→ **Work required**
Count the lines in the records below that contain the word "lokat", and give only that number.

→ **Task input**

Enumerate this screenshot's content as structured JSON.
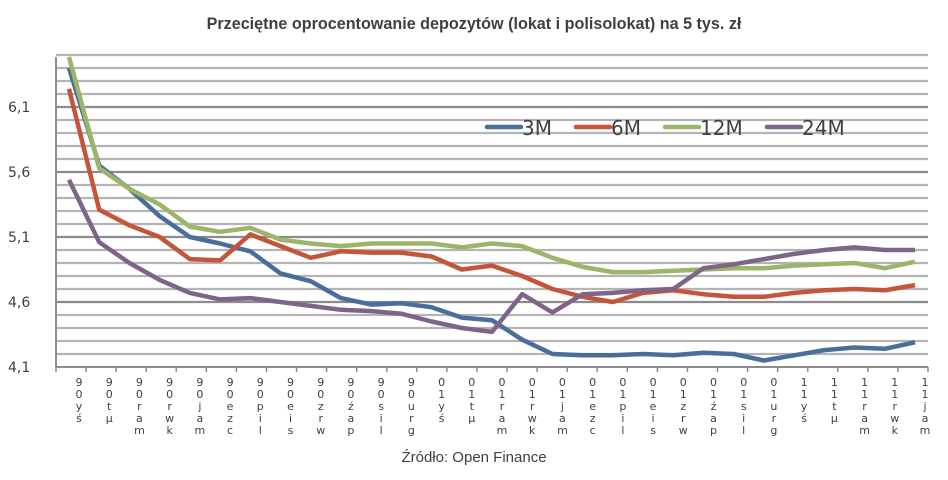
{
  "title": "Przeciętne oprocentowanie depozytów (lokat i polisolokat) na 5 tys. zł",
  "source": "Źródło: Open Finance",
  "colors": {
    "3M": "#4a6e9b",
    "6M": "#c4553a",
    "12M": "#9bb56a",
    "24M": "#7e6487",
    "grid_major": "#8c8c8c",
    "grid_minor": "#b4b4b4"
  },
  "chart_data": {
    "type": "line",
    "title": "Przeciętne oprocentowanie depozytów (lokat i polisolokat) na 5 tys. zł",
    "xlabel": "",
    "ylabel": "",
    "ylim": [
      4.1,
      6.5
    ],
    "yticks": [
      "4,1",
      "4,6",
      "5,1",
      "5,6",
      "6,1"
    ],
    "grid": true,
    "legend_position": "inside top-right",
    "categories": [
      "sty 09",
      "lut 09",
      "mar 09",
      "kwi 09",
      "maj 09",
      "cze 09",
      "lip 09",
      "sie 09",
      "wrz 09",
      "paź 09",
      "lis 09",
      "gru 09",
      "sty 10",
      "lut 10",
      "mar 10",
      "kwi 10",
      "maj 10",
      "cze 10",
      "lip 10",
      "sie 10",
      "wrz 10",
      "paź 10",
      "lis 10",
      "gru 10",
      "sty 11",
      "lut 11",
      "mar 11",
      "kwi 11",
      "maj 11"
    ],
    "x_tick_labels_rendered": [
      "9 0 y ś",
      "9 0 t μ",
      "9 0 r a m",
      "9 0 r w k",
      "9 0 j a m",
      "9 0 e z c",
      "9 0 p i l",
      "9 0 e i s",
      "9 0 z r w",
      "9 0 ź a p",
      "9 0 s i l",
      "9 0 u r g",
      "0 1 y ś",
      "0 1 t μ",
      "0 1 r a m",
      "0 1 r w k",
      "0 1 j a m",
      "0 1 e z c",
      "0 1 p i l",
      "0 1 e i s",
      "0 1 z r w",
      "0 1 ź a p",
      "0 1 s i l",
      "0 1 u r g",
      "1 1 y ś",
      "1 1 t μ",
      "1 1 r a m",
      "1 1 r w k",
      "1 1 j a m"
    ],
    "series": [
      {
        "name": "3M",
        "values": [
          6.4,
          5.65,
          5.47,
          5.26,
          5.1,
          5.05,
          4.99,
          4.82,
          4.76,
          4.63,
          4.58,
          4.59,
          4.56,
          4.48,
          4.46,
          4.31,
          4.2,
          4.19,
          4.19,
          4.2,
          4.19,
          4.21,
          4.2,
          4.15,
          4.19,
          4.23,
          4.25,
          4.24,
          4.29
        ]
      },
      {
        "name": "6M",
        "values": [
          6.24,
          5.31,
          5.19,
          5.1,
          4.93,
          4.92,
          5.12,
          5.03,
          4.94,
          4.99,
          4.98,
          4.98,
          4.95,
          4.85,
          4.88,
          4.8,
          4.7,
          4.64,
          4.6,
          4.67,
          4.69,
          4.66,
          4.64,
          4.64,
          4.67,
          4.69,
          4.7,
          4.69,
          4.73
        ]
      },
      {
        "name": "12M",
        "values": [
          6.53,
          5.63,
          5.47,
          5.35,
          5.18,
          5.14,
          5.17,
          5.08,
          5.05,
          5.03,
          5.05,
          5.05,
          5.05,
          5.02,
          5.05,
          5.03,
          4.94,
          4.87,
          4.83,
          4.83,
          4.84,
          4.85,
          4.86,
          4.86,
          4.88,
          4.89,
          4.9,
          4.86,
          4.91
        ]
      },
      {
        "name": "24M",
        "values": [
          5.54,
          5.06,
          4.9,
          4.77,
          4.67,
          4.62,
          4.63,
          4.6,
          4.57,
          4.54,
          4.53,
          4.51,
          4.45,
          4.4,
          4.37,
          4.66,
          4.52,
          4.66,
          4.67,
          4.69,
          4.7,
          4.86,
          4.89,
          4.93,
          4.97,
          5.0,
          5.02,
          5.0,
          5.0
        ]
      }
    ]
  },
  "legend": {
    "items": [
      "3M",
      "6M",
      "12M",
      "24M"
    ]
  }
}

→ **Exercise output**
2